THE TASK: Below is a listing; copy all of it exactly.

EXTRACTED ENTRIES:
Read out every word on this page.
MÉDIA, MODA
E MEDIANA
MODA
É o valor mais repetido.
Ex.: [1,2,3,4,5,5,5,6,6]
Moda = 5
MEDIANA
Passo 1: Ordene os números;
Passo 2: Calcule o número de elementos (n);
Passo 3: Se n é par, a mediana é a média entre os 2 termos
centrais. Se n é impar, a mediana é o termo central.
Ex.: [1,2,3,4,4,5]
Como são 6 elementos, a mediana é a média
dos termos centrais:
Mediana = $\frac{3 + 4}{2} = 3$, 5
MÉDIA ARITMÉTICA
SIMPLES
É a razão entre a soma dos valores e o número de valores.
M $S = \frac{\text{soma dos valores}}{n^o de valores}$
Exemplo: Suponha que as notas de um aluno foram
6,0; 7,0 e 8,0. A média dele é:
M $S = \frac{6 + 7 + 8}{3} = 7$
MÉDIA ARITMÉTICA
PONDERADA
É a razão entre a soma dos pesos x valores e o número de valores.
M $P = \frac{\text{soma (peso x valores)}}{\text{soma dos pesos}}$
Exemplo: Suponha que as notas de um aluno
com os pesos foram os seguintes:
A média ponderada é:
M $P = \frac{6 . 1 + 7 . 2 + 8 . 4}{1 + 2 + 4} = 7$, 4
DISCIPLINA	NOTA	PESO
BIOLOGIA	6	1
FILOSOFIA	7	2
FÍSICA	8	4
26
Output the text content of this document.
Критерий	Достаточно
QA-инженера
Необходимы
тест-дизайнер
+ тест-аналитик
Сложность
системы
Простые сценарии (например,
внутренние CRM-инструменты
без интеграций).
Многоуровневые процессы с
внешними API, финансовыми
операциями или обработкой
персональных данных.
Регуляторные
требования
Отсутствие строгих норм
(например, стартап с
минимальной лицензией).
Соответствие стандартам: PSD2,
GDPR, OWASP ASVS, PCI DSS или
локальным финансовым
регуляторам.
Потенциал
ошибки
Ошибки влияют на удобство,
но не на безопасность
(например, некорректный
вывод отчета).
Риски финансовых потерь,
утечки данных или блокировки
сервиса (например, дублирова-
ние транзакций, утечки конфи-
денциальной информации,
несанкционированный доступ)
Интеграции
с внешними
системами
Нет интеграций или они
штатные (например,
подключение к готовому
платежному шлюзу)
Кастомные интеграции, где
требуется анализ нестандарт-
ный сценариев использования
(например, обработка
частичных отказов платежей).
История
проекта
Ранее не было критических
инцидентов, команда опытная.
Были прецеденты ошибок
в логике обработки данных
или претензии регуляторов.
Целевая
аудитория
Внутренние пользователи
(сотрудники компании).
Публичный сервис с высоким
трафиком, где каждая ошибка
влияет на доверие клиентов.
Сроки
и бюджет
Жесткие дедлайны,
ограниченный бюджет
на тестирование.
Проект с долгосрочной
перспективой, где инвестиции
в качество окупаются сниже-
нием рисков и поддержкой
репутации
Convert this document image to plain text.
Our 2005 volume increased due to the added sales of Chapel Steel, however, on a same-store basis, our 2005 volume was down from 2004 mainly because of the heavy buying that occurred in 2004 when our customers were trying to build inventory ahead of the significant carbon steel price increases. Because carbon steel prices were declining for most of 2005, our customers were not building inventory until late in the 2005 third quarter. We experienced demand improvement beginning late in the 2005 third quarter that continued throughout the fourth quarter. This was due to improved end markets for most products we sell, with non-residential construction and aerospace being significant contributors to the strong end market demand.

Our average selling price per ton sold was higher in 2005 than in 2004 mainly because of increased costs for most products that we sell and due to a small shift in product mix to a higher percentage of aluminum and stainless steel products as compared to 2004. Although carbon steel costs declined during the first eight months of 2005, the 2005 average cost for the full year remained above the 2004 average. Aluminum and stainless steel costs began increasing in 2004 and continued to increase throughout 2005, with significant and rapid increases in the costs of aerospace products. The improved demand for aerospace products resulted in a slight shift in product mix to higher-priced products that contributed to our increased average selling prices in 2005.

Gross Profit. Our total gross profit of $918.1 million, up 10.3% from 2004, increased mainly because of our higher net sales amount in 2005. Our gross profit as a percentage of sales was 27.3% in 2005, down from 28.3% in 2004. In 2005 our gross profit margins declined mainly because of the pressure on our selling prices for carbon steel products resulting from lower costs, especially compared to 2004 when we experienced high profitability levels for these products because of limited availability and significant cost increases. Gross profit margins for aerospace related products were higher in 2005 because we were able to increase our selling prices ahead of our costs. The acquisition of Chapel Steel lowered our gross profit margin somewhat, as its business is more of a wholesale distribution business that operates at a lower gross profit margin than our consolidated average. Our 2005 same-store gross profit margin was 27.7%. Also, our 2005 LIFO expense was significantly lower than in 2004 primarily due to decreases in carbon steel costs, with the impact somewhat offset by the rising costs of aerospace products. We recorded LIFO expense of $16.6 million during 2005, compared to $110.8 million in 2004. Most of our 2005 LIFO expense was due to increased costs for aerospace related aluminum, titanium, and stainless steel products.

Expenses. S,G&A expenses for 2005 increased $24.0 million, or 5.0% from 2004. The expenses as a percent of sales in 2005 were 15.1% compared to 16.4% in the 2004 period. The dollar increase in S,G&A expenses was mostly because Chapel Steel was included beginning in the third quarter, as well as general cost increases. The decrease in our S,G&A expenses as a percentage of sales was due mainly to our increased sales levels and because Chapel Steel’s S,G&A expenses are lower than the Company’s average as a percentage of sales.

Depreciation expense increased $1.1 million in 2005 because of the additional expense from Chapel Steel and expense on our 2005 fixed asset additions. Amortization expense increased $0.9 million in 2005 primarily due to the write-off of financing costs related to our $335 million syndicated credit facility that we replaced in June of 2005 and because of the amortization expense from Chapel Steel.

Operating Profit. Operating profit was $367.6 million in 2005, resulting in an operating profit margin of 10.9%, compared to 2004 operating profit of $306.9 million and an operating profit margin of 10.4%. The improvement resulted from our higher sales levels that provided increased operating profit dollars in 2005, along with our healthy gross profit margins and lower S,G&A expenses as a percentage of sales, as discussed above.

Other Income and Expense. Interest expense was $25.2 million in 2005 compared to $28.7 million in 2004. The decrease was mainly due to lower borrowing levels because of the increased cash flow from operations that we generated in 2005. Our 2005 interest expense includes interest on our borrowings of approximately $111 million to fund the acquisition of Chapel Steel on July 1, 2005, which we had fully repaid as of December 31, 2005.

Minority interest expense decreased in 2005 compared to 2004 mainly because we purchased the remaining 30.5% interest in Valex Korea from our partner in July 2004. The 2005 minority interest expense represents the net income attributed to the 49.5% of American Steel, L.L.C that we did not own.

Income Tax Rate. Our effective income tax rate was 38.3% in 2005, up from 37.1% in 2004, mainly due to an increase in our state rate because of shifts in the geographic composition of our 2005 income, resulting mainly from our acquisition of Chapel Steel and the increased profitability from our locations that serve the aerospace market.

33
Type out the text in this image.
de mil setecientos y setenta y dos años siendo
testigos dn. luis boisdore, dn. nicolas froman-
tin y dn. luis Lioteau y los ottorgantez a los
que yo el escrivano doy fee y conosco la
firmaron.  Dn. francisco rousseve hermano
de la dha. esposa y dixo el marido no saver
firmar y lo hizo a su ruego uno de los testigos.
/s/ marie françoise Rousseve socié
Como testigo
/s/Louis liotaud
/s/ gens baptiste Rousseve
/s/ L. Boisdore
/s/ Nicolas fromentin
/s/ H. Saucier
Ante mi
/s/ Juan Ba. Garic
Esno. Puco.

TASK ANSWER:
Read out every word on this page.
MÉDIA, MODA
E MEDIANA
MODA
É o valor mais repetido.
Ex.: [1,2,3,4,5,5,5,6,6]
Moda = 5
MEDIANA
Passo 1: Ordene os números;
Passo 2: Calcule o número de elementos (n);
Passo 3: Se n é par, a mediana é a média entre os 2 termos
centrais. Se n é impar, a mediana é o termo central.
Ex.: [1,2,3,4,4,5]
Como são 6 elementos, a mediana é a média
dos termos centrais:
Mediana = $\frac{3 + 4}{2} = 3$, 5
MÉDIA ARITMÉTICA
SIMPLES
É a razão entre a soma dos valores e o número de valores.
M $S = \frac{\text{soma dos valores}}{n^o de valores}$
Exemplo: Suponha que as notas de um aluno foram
6,0; 7,0 e 8,0. A média dele é:
M $S = \frac{6 + 7 + 8}{3} = 7$
MÉDIA ARITMÉTICA
PONDERADA
É a razão entre a soma dos pesos x valores e o número de valores.
M $P = \frac{\text{soma (peso x valores)}}{\text{soma dos pesos}}$
Exemplo: Suponha que as notas de um aluno
com os pesos foram os seguintes:
A média ponderada é:
M $P = \frac{6 . 1 + 7 . 2 + 8 . 4}{1 + 2 + 4} = 7$, 4
DISCIPLINA	NOTA	PESO
BIOLOGIA	6	1
FILOSOFIA	7	2
FÍSICA	8	4
26
Output the text content of this document.
Критерий	Достаточно
QA-инженера
Необходимы
тест-дизайнер
+ тест-аналитик
Сложность
системы
Простые сценарии (например,
внутренние CRM-инструменты
без интеграций).
Многоуровневые процессы с
внешними API, финансовыми
операциями или обработкой
персональных данных.
Регуляторные
требования
Отсутствие строгих норм
(например, стартап с
минимальной лицензией).
Соответствие стандартам: PSD2,
GDPR, OWASP ASVS, PCI DSS или
локальным финансовым
регуляторам.
Потенциал
ошибки
Ошибки влияют на удобство,
но не на безопасность
(например, некорректный
вывод отчета).
Риски финансовых потерь,
утечки данных или блокировки
сервиса (например, дублирова-
ние транзакций, утечки конфи-
денциальной информации,
несанкционированный доступ)
Интеграции
с внешними
системами
Нет интеграций или они
штатные (например,
подключение к готовому
платежному шлюзу)
Кастомные интеграции, где
требуется анализ нестандарт-
ный сценариев использования
(например, обработка
частичных отказов платежей).
История
проекта
Ранее не было критических
инцидентов, команда опытная.
Были прецеденты ошибок
в логике обработки данных
или претензии регуляторов.
Целевая
аудитория
Внутренние пользователи
(сотрудники компании).
Публичный сервис с высоким
трафиком, где каждая ошибка
влияет на доверие клиентов.
Сроки
и бюджет
Жесткие дедлайны,
ограниченный бюджет
на тестирование.
Проект с долгосрочной
перспективой, где инвестиции
в качество окупаются сниже-
нием рисков и поддержкой
репутации
Convert this document image to plain text.
Our 2005 volume increased due to the added sales of Chapel Steel, however, on a same-store basis, our 2005 volume was down from 2004 mainly because of the heavy buying that occurred in 2004 when our customers were trying to build inventory ahead of the significant carbon steel price increases. Because carbon steel prices were declining for most of 2005, our customers were not building inventory until late in the 2005 third quarter. We experienced demand improvement beginning late in the 2005 third quarter that continued throughout the fourth quarter. This was due to improved end markets for most products we sell, with non-residential construction and aerospace being significant contributors to the strong end market demand.

Our average selling price per ton sold was higher in 2005 than in 2004 mainly because of increased costs for most products that we sell and due to a small shift in product mix to a higher percentage of aluminum and stainless steel products as compared to 2004. Although carbon steel costs declined during the first eight months of 2005, the 2005 average cost for the full year remained above the 2004 average. Aluminum and stainless steel costs began increasing in 2004 and continued to increase throughout 2005, with significant and rapid increases in the costs of aerospace products. The improved demand for aerospace products resulted in a slight shift in product mix to higher-priced products that contributed to our increased average selling prices in 2005.

Gross Profit. Our total gross profit of $918.1 million, up 10.3% from 2004, increased mainly because of our higher net sales amount in 2005. Our gross profit as a percentage of sales was 27.3% in 2005, down from 28.3% in 2004. In 2005 our gross profit margins declined mainly because of the pressure on our selling prices for carbon steel products resulting from lower costs, especially compared to 2004 when we experienced high profitability levels for these products because of limited availability and significant cost increases. Gross profit margins for aerospace related products were higher in 2005 because we were able to increase our selling prices ahead of our costs. The acquisition of Chapel Steel lowered our gross profit margin somewhat, as its business is more of a wholesale distribution business that operates at a lower gross profit margin than our consolidated average. Our 2005 same-store gross profit margin was 27.7%. Also, our 2005 LIFO expense was significantly lower than in 2004 primarily due to decreases in carbon steel costs, with the impact somewhat offset by the rising costs of aerospace products. We recorded LIFO expense of $16.6 million during 2005, compared to $110.8 million in 2004. Most of our 2005 LIFO expense was due to increased costs for aerospace related aluminum, titanium, and stainless steel products.

Expenses. S,G&A expenses for 2005 increased $24.0 million, or 5.0% from 2004. The expenses as a percent of sales in 2005 were 15.1% compared to 16.4% in the 2004 period. The dollar increase in S,G&A expenses was mostly because Chapel Steel was included beginning in the third quarter, as well as general cost increases. The decrease in our S,G&A expenses as a percentage of sales was due mainly to our increased sales levels and because Chapel Steel’s S,G&A expenses are lower than the Company’s average as a percentage of sales.

Depreciation expense increased $1.1 million in 2005 because of the additional expense from Chapel Steel and expense on our 2005 fixed asset additions. Amortization expense increased $0.9 million in 2005 primarily due to the write-off of financing costs related to our $335 million syndicated credit facility that we replaced in June of 2005 and because of the amortization expense from Chapel Steel.

Operating Profit. Operating profit was $367.6 million in 2005, resulting in an operating profit margin of 10.9%, compared to 2004 operating profit of $306.9 million and an operating profit margin of 10.4%. The improvement resulted from our higher sales levels that provided increased operating profit dollars in 2005, along with our healthy gross profit margins and lower S,G&A expenses as a percentage of sales, as discussed above.

Other Income and Expense. Interest expense was $25.2 million in 2005 compared to $28.7 million in 2004. The decrease was mainly due to lower borrowing levels because of the increased cash flow from operations that we generated in 2005. Our 2005 interest expense includes interest on our borrowings of approximately $111 million to fund the acquisition of Chapel Steel on July 1, 2005, which we had fully repaid as of December 31, 2005.

Minority interest expense decreased in 2005 compared to 2004 mainly because we purchased the remaining 30.5% interest in Valex Korea from our partner in July 2004. The 2005 minority interest expense represents the net income attributed to the 49.5% of American Steel, L.L.C that we did not own.

Income Tax Rate. Our effective income tax rate was 38.3% in 2005, up from 37.1% in 2004, mainly due to an increase in our state rate because of shifts in the geographic composition of our 2005 income, resulting mainly from our acquisition of Chapel Steel and the increased profitability from our locations that serve the aerospace market.

33
Type out the text in this image.
de mil setecientos y setenta y dos años siendo
testigos dn. luis boisdore, dn. nicolas froman-
tin y dn. luis Lioteau y los ottorgantez a los
que yo el escrivano doy fee y conosco la
firmaron.  Dn. francisco rousseve hermano
de la dha. esposa y dixo el marido no saver
firmar y lo hizo a su ruego uno de los testigos.
/s/ marie françoise Rousseve socié
Como testigo
/s/Louis liotaud
/s/ gens baptiste Rousseve
/s/ L. Boisdore
/s/ Nicolas fromentin
/s/ H. Saucier
Ante mi
/s/ Juan Ba. Garic
Esno. Puco.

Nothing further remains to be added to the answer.